Copy each line of the records that contains the word "oraz".

[Collection entries]
**********

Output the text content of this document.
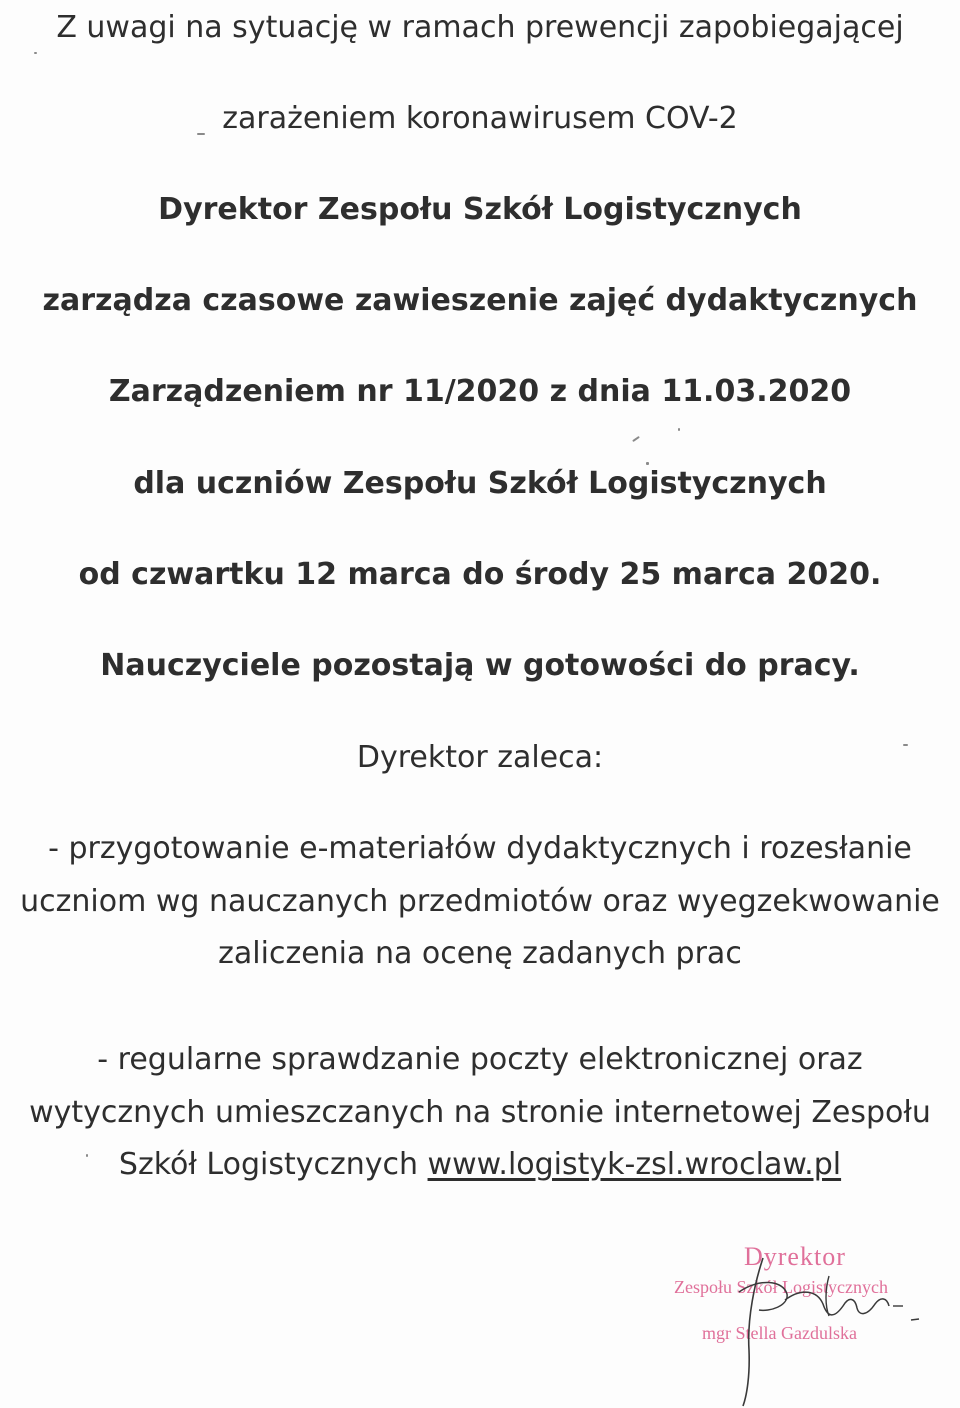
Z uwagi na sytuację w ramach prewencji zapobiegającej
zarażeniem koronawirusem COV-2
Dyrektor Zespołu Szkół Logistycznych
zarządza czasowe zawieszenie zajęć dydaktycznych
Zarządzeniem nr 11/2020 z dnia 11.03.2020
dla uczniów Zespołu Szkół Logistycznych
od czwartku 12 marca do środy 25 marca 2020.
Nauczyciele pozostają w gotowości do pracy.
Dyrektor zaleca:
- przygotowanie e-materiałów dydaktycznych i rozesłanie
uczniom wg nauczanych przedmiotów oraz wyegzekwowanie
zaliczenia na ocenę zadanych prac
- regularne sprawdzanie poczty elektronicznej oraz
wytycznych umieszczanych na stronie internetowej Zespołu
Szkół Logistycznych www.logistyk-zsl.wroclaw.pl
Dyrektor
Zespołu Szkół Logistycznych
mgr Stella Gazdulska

**********

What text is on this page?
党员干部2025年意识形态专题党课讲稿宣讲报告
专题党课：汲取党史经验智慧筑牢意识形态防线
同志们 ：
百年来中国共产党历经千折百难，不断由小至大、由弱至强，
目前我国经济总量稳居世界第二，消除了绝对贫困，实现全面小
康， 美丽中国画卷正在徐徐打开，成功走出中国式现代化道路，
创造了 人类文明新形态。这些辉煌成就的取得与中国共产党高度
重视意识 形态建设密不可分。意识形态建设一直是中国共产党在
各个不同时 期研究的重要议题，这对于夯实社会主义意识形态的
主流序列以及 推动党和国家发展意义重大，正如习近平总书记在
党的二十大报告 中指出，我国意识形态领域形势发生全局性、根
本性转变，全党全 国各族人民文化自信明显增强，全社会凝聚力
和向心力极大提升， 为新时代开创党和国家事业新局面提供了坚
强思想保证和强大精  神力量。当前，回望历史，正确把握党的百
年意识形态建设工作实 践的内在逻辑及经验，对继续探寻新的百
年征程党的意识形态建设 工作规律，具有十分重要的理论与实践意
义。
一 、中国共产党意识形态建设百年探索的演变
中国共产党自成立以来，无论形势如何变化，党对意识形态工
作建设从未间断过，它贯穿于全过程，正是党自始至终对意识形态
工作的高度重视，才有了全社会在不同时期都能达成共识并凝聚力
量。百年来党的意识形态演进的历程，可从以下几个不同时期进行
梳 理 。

**********

*Response to this exercise*:
uczniom wg nauczanych przedmiotów oraz wyegzekwowanie
- regularne sprawdzanie poczty elektronicznej oraz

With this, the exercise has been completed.